Das Licht der Dinge - meditative Konzepte im anthroposophischen Zusammenhang

In den „Briefen an die Mitglieder“ hat Rudolf Steiner selbst in Bezug auf die Frage, ob die kurz vor seinem Tod vollzogene anthroposophische Weihnachtstagung nun tatsächlich eine elementare Neubegründung klassischer Mysterien sei, für die beteiligten Individuen zu bedenken gegeben: „It really depends on the human being whether he merely pictures Anthroposophy in his mind or experiences it.“ In der Tat. Es besteht ein Unterschied zwischen Trockenübungen am Strand und dem tatsächlichen Schwimmen im Wasser.

(Aufgabenstellung 1) In welcher Schrift hat sich Rudolf Steiner laut dem Textauszug zur Frage nach der Weihnachtstagung geäußert?
Der Textauszug und die Zeilen stehen in keinem Zusammenhang miteinander.

(Bereitgestelltes Material)
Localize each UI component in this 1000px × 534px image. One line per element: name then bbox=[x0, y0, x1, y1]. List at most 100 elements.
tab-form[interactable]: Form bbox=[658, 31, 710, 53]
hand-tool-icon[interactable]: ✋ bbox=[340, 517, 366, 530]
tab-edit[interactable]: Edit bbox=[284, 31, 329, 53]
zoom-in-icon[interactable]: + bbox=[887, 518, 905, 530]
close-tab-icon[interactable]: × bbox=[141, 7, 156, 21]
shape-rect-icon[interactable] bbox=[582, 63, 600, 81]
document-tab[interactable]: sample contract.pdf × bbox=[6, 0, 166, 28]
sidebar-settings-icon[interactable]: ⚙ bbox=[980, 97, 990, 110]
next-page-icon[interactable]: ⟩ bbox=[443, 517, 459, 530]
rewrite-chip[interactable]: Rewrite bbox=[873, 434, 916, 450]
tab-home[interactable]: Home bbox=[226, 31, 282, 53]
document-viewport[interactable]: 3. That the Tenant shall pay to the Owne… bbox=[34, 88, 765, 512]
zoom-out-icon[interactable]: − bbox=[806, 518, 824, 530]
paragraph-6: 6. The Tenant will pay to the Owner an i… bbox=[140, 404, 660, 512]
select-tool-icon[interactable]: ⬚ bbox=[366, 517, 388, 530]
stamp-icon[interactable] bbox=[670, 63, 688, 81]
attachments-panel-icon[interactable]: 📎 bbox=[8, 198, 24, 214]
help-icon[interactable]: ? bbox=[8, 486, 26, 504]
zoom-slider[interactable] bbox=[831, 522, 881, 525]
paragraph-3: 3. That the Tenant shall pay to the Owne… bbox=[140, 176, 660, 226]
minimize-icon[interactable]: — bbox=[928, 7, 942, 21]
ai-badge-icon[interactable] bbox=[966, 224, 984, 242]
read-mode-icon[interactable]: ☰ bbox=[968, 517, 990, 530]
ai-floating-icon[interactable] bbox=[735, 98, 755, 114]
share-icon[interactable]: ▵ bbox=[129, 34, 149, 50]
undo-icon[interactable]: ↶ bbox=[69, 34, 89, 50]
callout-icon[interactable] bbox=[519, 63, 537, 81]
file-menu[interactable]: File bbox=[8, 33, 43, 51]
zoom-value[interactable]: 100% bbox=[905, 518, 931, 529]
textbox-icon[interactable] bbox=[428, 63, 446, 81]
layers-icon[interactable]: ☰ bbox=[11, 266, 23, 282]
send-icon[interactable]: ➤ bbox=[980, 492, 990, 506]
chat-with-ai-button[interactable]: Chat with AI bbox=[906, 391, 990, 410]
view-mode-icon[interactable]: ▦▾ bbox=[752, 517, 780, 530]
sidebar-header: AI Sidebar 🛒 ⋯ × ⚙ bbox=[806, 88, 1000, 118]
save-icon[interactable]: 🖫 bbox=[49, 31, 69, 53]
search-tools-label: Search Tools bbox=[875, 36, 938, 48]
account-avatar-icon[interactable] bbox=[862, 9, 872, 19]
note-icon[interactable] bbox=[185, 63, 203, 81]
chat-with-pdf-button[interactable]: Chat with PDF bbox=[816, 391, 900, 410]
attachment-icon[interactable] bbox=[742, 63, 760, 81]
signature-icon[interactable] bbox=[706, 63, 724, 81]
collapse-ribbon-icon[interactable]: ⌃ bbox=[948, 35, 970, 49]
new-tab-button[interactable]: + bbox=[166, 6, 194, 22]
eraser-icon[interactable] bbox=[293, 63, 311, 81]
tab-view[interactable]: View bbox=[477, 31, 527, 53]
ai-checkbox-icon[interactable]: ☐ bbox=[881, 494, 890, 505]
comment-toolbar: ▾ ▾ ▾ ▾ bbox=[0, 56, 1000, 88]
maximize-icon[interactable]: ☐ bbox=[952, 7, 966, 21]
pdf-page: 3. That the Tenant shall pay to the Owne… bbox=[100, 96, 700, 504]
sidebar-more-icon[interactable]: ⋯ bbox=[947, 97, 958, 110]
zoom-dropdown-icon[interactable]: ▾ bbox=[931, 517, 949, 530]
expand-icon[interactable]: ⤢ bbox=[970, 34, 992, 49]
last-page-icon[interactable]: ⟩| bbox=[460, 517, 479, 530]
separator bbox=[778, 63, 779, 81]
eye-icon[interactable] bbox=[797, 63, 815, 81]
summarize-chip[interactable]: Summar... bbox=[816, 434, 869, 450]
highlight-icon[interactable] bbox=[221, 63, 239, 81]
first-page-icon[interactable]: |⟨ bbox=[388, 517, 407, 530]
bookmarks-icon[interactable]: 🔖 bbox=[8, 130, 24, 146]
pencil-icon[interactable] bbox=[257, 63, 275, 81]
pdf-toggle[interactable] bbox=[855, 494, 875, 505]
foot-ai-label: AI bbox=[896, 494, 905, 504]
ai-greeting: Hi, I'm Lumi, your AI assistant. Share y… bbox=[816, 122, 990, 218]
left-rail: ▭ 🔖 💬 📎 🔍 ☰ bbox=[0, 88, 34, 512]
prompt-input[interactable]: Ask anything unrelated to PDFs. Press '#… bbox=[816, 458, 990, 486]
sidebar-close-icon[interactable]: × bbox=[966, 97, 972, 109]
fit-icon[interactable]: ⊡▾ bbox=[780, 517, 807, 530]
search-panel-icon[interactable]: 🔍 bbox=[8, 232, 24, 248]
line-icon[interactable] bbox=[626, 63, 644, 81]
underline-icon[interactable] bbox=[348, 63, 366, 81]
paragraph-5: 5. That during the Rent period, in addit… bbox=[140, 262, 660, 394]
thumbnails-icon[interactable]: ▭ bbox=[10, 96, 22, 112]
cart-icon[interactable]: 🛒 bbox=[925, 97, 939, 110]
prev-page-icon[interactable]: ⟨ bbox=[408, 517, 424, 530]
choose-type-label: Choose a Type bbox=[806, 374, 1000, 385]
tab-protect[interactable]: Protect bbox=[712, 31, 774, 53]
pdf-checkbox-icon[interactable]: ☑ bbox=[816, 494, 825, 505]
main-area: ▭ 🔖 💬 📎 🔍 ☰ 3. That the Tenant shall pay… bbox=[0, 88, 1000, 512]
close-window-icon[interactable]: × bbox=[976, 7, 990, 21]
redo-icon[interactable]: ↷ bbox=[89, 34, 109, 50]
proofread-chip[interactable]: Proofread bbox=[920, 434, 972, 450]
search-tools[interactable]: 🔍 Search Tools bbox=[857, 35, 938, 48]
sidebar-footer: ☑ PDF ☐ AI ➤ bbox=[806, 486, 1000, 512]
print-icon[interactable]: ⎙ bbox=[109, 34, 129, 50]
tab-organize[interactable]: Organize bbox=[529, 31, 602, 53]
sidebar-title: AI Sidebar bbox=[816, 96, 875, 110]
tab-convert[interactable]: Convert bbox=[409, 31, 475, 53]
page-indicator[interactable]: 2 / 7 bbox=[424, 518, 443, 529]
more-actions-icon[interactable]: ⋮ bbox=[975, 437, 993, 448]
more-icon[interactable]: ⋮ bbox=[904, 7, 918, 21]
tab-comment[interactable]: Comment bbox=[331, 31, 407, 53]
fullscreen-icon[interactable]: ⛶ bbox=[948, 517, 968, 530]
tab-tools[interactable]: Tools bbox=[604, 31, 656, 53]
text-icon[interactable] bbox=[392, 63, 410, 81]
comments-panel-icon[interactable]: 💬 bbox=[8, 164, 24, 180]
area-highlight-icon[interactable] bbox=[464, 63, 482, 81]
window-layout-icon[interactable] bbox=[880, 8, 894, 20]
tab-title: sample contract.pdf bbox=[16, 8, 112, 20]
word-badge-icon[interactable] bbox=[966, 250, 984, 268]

==

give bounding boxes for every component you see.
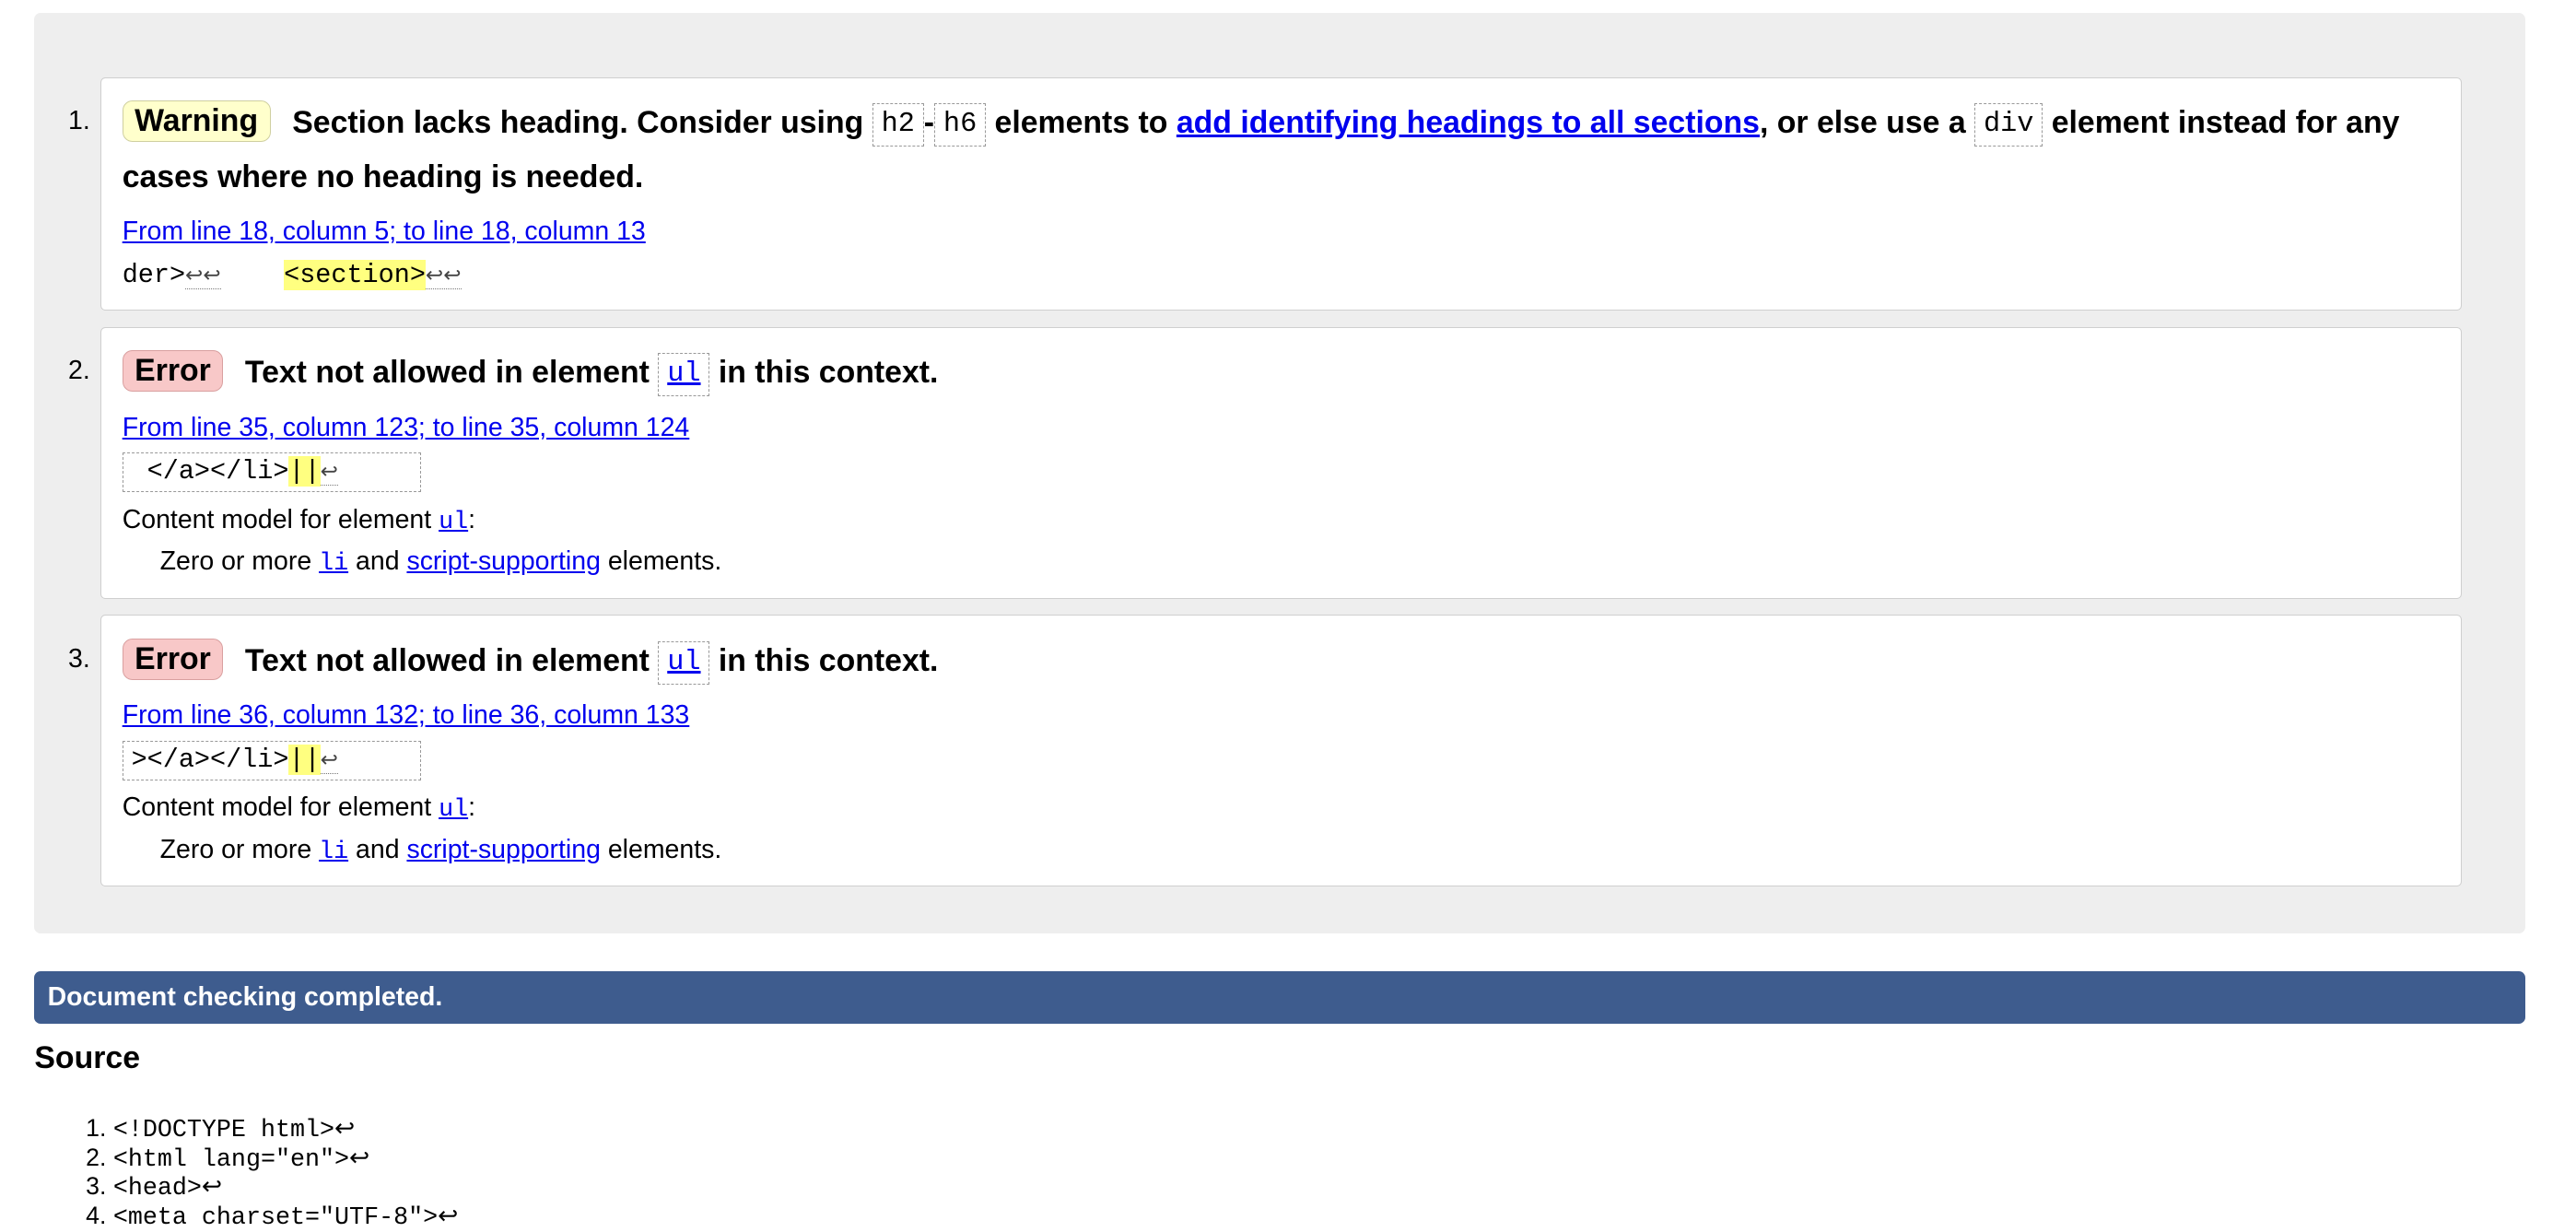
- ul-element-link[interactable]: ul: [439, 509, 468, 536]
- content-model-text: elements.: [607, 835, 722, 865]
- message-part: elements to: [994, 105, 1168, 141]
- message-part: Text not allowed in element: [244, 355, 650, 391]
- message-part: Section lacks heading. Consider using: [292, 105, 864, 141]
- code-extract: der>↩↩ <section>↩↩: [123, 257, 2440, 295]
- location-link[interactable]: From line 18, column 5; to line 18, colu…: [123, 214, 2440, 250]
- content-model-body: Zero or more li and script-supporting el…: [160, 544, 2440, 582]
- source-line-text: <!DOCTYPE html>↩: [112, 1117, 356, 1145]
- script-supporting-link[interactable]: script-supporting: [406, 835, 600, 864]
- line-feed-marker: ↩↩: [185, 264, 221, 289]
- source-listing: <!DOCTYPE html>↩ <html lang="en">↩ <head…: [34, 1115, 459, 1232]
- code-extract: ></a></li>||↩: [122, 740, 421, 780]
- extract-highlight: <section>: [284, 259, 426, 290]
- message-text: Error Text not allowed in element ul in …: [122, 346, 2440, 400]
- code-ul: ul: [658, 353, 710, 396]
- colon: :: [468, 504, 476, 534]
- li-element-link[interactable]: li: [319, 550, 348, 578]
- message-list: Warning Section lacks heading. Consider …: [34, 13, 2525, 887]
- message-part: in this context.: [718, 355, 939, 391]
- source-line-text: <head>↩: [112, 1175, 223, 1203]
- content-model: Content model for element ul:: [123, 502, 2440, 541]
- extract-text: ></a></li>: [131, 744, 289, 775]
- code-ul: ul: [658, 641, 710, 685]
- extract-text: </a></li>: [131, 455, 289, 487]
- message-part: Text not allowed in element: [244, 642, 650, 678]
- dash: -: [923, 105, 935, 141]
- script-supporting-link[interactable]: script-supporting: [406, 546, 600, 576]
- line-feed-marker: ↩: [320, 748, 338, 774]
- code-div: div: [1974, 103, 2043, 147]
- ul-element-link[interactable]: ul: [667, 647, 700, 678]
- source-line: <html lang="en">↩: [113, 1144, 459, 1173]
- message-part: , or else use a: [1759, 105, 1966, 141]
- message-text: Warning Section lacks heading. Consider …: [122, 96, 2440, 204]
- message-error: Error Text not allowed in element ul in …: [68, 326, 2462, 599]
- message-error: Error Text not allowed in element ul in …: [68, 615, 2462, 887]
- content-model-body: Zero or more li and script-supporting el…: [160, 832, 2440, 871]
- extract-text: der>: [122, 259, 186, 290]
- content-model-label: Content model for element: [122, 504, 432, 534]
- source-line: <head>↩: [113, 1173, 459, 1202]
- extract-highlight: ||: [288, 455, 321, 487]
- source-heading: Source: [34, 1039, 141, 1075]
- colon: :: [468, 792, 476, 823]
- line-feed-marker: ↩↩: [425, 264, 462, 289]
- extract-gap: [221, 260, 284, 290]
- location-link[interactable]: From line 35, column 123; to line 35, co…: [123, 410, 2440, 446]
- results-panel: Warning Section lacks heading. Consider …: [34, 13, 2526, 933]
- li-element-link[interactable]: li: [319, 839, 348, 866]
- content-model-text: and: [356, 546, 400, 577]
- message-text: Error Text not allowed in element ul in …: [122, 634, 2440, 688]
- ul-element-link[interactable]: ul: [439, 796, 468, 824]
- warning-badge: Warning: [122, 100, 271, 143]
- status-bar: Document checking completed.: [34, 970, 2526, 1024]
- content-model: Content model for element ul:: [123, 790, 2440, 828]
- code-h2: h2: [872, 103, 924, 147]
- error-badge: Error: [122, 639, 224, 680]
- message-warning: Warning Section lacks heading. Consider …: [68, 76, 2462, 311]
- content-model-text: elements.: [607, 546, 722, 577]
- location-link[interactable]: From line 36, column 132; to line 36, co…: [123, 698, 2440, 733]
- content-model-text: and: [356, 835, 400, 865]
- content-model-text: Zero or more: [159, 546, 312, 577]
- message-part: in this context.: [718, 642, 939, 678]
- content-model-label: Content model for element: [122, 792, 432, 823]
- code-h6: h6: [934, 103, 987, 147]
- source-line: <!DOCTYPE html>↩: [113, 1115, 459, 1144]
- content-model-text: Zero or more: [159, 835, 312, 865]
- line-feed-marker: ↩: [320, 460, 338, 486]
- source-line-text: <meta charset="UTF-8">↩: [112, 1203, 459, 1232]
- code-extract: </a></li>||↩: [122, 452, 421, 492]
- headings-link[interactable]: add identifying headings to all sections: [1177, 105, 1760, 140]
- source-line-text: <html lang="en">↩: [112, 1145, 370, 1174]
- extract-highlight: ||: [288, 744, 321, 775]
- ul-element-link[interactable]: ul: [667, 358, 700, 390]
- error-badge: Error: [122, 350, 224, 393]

(Aufgabenstellung 2) Gib aus den Zeilen wortgetreu alles wieder, was mit der Zeile mit „Localize each UI“ beginnt und bis einschließlich der Zeile mit „paragraph-6: 6. The“ reicht.

(Ergebnis der Übung 1) In den „Briefen an die Mitglieder“.

(Ergebnis der Übung 2)
Localize each UI component in this 1000px × 534px image. One line per element: name then bbox=[x0, y0, x1, y1]. List at most 100 elements.
tab-form[interactable]: Form bbox=[658, 31, 710, 53]
hand-tool-icon[interactable]: ✋ bbox=[340, 517, 366, 530]
tab-edit[interactable]: Edit bbox=[284, 31, 329, 53]
zoom-in-icon[interactable]: + bbox=[887, 518, 905, 530]
close-tab-icon[interactable]: × bbox=[141, 7, 156, 21]
shape-rect-icon[interactable] bbox=[582, 63, 600, 81]
document-tab[interactable]: sample contract.pdf × bbox=[6, 0, 166, 28]
sidebar-settings-icon[interactable]: ⚙ bbox=[980, 97, 990, 110]
next-page-icon[interactable]: ⟩ bbox=[443, 517, 459, 530]
rewrite-chip[interactable]: Rewrite bbox=[873, 434, 916, 450]
tab-home[interactable]: Home bbox=[226, 31, 282, 53]
document-viewport[interactable]: 3. That the Tenant shall pay to the Owne… bbox=[34, 88, 765, 512]
zoom-out-icon[interactable]: − bbox=[806, 518, 824, 530]
paragraph-6: 6. The Tenant will pay to the Owner an i… bbox=[140, 404, 660, 512]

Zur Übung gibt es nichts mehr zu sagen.